(Some records)

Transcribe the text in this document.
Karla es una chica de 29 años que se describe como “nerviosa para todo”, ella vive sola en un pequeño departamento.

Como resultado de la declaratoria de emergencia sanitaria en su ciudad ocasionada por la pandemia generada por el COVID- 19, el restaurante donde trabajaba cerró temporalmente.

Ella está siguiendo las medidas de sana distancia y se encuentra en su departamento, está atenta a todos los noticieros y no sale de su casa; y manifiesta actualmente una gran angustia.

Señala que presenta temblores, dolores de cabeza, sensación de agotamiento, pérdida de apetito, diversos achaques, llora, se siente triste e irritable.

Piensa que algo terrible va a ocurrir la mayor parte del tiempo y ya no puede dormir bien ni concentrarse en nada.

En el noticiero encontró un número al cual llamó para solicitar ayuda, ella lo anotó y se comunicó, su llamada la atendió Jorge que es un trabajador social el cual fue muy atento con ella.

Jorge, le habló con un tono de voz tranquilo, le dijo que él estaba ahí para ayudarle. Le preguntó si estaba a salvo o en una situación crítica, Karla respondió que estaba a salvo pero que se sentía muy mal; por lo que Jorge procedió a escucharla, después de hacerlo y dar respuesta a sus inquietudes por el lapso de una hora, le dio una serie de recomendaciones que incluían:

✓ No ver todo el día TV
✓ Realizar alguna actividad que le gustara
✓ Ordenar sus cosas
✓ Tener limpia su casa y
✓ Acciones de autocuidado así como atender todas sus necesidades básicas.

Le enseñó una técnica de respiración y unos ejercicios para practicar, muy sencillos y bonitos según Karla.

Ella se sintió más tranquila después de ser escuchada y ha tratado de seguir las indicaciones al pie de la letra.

■ What the task asks
Give only a number: how many lines of the data hold the string "departamento"?

■ Reply
2